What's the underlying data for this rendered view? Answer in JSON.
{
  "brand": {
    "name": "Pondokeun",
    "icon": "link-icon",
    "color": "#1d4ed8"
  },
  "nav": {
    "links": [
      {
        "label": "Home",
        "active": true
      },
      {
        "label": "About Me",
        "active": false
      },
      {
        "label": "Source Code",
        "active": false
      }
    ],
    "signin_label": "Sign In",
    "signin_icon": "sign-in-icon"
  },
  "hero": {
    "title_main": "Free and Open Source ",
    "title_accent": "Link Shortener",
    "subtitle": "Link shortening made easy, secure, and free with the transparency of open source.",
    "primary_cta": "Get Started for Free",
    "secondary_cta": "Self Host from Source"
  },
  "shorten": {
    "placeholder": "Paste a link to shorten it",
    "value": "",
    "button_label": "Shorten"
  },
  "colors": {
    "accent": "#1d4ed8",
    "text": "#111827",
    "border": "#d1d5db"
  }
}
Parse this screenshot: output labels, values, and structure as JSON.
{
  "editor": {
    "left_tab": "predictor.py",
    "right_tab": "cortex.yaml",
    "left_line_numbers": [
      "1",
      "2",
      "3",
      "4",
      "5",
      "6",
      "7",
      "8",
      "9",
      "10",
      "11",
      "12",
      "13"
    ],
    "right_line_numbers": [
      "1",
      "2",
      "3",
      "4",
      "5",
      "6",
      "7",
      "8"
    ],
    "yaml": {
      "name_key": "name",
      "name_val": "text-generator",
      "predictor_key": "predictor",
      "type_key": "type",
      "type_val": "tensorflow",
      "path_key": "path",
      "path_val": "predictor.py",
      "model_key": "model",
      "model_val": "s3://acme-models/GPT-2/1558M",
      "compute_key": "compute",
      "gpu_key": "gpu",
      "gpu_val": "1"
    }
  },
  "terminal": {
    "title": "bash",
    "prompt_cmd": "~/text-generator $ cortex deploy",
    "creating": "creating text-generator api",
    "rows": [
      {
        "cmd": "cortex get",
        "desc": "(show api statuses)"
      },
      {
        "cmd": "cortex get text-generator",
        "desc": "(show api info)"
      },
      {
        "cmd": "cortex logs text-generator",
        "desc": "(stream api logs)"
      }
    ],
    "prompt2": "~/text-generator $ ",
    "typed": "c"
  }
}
* * *
▶ _WORK REQUIRED_:
For each line of the entries that includes "logs", show that line.

▶ _SOLUTION TO THE EXERCISE_:
        "cmd": "cortex logs text-generator",
        "desc": "(stream api logs)"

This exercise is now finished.